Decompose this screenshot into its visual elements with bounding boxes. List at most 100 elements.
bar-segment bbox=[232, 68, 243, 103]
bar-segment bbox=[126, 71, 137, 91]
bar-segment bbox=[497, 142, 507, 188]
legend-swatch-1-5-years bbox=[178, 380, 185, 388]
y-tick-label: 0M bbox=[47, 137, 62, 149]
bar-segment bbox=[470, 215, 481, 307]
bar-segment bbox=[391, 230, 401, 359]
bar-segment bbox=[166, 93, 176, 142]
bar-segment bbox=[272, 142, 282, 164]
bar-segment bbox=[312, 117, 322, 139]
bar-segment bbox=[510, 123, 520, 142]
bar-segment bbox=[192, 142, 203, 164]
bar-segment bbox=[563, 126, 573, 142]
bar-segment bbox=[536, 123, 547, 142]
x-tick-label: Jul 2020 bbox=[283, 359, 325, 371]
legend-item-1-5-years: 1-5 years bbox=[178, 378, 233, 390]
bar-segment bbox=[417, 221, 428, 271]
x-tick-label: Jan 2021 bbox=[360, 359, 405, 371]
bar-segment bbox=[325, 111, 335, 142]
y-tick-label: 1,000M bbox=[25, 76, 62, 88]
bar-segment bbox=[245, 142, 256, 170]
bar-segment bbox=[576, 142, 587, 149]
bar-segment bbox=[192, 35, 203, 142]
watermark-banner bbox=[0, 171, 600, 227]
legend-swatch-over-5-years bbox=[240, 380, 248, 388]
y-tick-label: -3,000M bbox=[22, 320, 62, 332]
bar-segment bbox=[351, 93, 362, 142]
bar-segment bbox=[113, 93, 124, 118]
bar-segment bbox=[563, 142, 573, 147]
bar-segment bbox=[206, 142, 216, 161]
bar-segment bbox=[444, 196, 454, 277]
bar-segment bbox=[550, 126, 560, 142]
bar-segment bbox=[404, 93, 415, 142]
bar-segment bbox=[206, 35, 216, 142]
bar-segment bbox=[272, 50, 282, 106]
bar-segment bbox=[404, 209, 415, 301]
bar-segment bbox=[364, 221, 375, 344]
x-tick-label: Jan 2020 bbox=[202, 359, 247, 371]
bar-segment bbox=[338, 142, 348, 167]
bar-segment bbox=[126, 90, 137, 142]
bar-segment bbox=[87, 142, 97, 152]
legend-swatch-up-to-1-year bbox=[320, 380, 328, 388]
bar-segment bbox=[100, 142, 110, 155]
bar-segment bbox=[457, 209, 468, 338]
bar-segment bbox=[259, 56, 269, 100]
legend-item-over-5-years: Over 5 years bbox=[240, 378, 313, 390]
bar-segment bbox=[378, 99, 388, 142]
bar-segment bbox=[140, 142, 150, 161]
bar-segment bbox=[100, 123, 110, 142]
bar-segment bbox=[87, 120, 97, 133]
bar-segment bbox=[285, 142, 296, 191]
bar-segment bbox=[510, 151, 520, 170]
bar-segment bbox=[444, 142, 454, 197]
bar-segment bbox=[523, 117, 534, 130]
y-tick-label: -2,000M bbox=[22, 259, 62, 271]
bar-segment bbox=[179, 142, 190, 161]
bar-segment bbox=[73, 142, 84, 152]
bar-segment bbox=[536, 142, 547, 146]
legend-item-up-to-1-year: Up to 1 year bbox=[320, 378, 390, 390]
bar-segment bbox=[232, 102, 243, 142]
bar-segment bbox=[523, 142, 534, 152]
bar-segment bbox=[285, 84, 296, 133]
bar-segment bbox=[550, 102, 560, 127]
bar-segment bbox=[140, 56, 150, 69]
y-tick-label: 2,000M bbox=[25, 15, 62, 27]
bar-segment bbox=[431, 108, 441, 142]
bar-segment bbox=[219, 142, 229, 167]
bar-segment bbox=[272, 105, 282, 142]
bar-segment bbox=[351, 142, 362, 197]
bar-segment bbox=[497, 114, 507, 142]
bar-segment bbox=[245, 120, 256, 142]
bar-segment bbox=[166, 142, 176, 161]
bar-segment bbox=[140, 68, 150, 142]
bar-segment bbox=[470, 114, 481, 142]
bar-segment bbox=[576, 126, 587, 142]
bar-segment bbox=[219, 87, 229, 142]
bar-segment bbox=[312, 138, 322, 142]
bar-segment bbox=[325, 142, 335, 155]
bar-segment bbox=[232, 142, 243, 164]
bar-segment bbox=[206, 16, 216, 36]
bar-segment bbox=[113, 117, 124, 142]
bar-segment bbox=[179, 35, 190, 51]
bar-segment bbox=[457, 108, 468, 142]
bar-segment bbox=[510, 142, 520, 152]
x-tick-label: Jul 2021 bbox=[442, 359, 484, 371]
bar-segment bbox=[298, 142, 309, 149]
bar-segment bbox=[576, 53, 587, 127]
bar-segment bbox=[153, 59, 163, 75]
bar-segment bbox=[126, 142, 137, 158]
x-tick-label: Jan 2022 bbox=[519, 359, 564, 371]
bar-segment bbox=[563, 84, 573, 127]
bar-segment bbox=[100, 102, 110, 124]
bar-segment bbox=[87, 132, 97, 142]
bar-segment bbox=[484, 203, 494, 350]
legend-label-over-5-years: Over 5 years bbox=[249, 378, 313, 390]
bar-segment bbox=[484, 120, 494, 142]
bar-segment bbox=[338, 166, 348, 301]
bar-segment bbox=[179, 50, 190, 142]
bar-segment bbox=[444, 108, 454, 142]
· · · · ·
◆ Work instructions
Render all of the rows above as a JSON list of strings, with one string for each line and no blank lines.

◆ Result for this task
[
  "Decompose this screenshot into its visual elements with bounding boxes. List at most 100 elements.",
  "bar-segment bbox=[232, 68, 243, 103]",
  "bar-segment bbox=[126, 71, 137, 91]",
  "bar-segment bbox=[497, 142, 507, 188]",
  "legend-swatch-1-5-years bbox=[178, 380, 185, 388]",
  "y-tick-label: 0M bbox=[47, 137, 62, 149]",
  "bar-segment bbox=[470, 215, 481, 307]",
  "bar-segment bbox=[391, 230, 401, 359]",
  "bar-segment bbox=[166, 93, 176, 142]",
  "bar-segment bbox=[272, 142, 282, 164]",
  "bar-segment bbox=[312, 117, 322, 139]",
  "bar-segment bbox=[510, 123, 520, 142]",
  "bar-segment bbox=[192, 142, 203, 164]",
  "bar-segment bbox=[563, 126, 573, 142]",
  "bar-segment bbox=[536, 123, 547, 142]",
  "x-tick-label: Jul 2020 bbox=[283, 359, 325, 371]",
  "legend-item-1-5-years: 1-5 years bbox=[178, 378, 233, 390]",
  "bar-segment bbox=[417, 221, 428, 271]",
  "x-tick-label: Jan 2021 bbox=[360, 359, 405, 371]",
  "bar-segment bbox=[325, 111, 335, 142]",
  "y-tick-label: 1,000M bbox=[25, 76, 62, 88]",
  "bar-segment bbox=[245, 142, 256, 170]",
  "bar-segment bbox=[576, 142, 587, 149]",
  "bar-segment bbox=[192, 35, 203, 142]",
  "watermark-banner bbox=[0, 171, 600, 227]",
  "legend-swatch-over-5-years bbox=[240, 380, 248, 388]",
  "y-tick-label: -3,000M bbox=[22, 320, 62, 332]",
  "bar-segment bbox=[351, 93, 362, 142]",
  "bar-segment bbox=[113, 93, 124, 118]",
  "bar-segment bbox=[563, 142, 573, 147]",
  "bar-segment bbox=[206, 142, 216, 161]",
  "bar-segment bbox=[444, 196, 454, 277]",
  "bar-segment bbox=[550, 126, 560, 142]",
  "bar-segment bbox=[404, 93, 415, 142]",
  "bar-segment bbox=[206, 35, 216, 142]",
  "bar-segment bbox=[272, 50, 282, 106]",
  "bar-segment bbox=[404, 209, 415, 301]",
  "bar-segment bbox=[364, 221, 375, 344]",
  "x-tick-label: Jan 2020 bbox=[202, 359, 247, 371]",
  "bar-segment bbox=[338, 142, 348, 167]",
  "bar-segment bbox=[126, 90, 137, 142]",
  "bar-segment bbox=[87, 142, 97, 152]",
  "legend-swatch-up-to-1-year bbox=[320, 380, 328, 388]",
  "bar-segment bbox=[100, 142, 110, 155]",
  "bar-segment bbox=[457, 209, 468, 338]",
  "bar-segment bbox=[259, 56, 269, 100]",
  "legend-item-over-5-years: Over 5 years bbox=[240, 378, 313, 390]",
  "bar-segment bbox=[378, 99, 388, 142]",
  "bar-segment bbox=[140, 142, 150, 161]",
  "bar-segment bbox=[100, 123, 110, 142]",
  "bar-segment bbox=[87, 120, 97, 133]",
  "bar-segment bbox=[285, 142, 296, 191]",
  "bar-segment bbox=[510, 151, 520, 170]",
  "bar-segment bbox=[444, 142, 454, 197]",
  "bar-segment bbox=[523, 117, 534, 130]",
  "y-tick-label: -2,000M bbox=[22, 259, 62, 271]",
  "bar-segment bbox=[179, 142, 190, 161]",
  "bar-segment bbox=[73, 142, 84, 152]",
  "bar-segment bbox=[536, 142, 547, 146]",
  "legend-item-up-to-1-year: Up to 1 year bbox=[320, 378, 390, 390]",
  "bar-segment bbox=[232, 102, 243, 142]",
  "bar-segment bbox=[523, 142, 534, 152]",
  "bar-segment bbox=[285, 84, 296, 133]",
  "bar-segment bbox=[550, 102, 560, 127]",
  "bar-segment bbox=[140, 56, 150, 69]",
  "y-tick-label: 2,000M bbox=[25, 15, 62, 27]",
  "bar-segment bbox=[431, 108, 441, 142]",
  "bar-segment bbox=[219, 142, 229, 167]",
  "bar-segment bbox=[272, 105, 282, 142]",
  "bar-segment bbox=[351, 142, 362, 197]",
  "bar-segment bbox=[497, 114, 507, 142]",
  "bar-segment bbox=[245, 120, 256, 142]",
  "bar-segment bbox=[166, 142, 176, 161]",
  "bar-segment bbox=[140, 68, 150, 142]",
  "bar-segment bbox=[470, 114, 481, 142]",
  "bar-segment bbox=[576, 126, 587, 142]",
  "bar-segment bbox=[219, 87, 229, 142]",
  "bar-segment bbox=[312, 138, 322, 142]",
  "bar-segment bbox=[325, 142, 335, 155]",
  "bar-segment bbox=[232, 142, 243, 164]",
  "bar-segment bbox=[206, 16, 216, 36]",
  "bar-segment bbox=[113, 117, 124, 142]",
  "bar-segment bbox=[179, 35, 190, 51]",
  "bar-segment bbox=[457, 108, 468, 142]",
  "bar-segment bbox=[510, 142, 520, 152]",
  "x-tick-label: Jul 2021 bbox=[442, 359, 484, 371]",
  "bar-segment bbox=[298, 142, 309, 149]",
  "bar-segment bbox=[576, 53, 587, 127]",
  "bar-segment bbox=[153, 59, 163, 75]",
  "bar-segment bbox=[126, 142, 137, 158]",
  "x-tick-label: Jan 2022 bbox=[519, 359, 564, 371]",
  "bar-segment bbox=[563, 84, 573, 127]",
  "bar-segment bbox=[100, 102, 110, 124]",
  "bar-segment bbox=[87, 132, 97, 142]",
  "bar-segment bbox=[484, 203, 494, 350]",
  "legend-label-over-5-years: Over 5 years bbox=[249, 378, 313, 390]",
  "bar-segment bbox=[484, 120, 494, 142]",
  "bar-segment bbox=[338, 166, 348, 301]",
  "bar-segment bbox=[179, 50, 190, 142]",
  "bar-segment bbox=[444, 108, 454, 142]"
]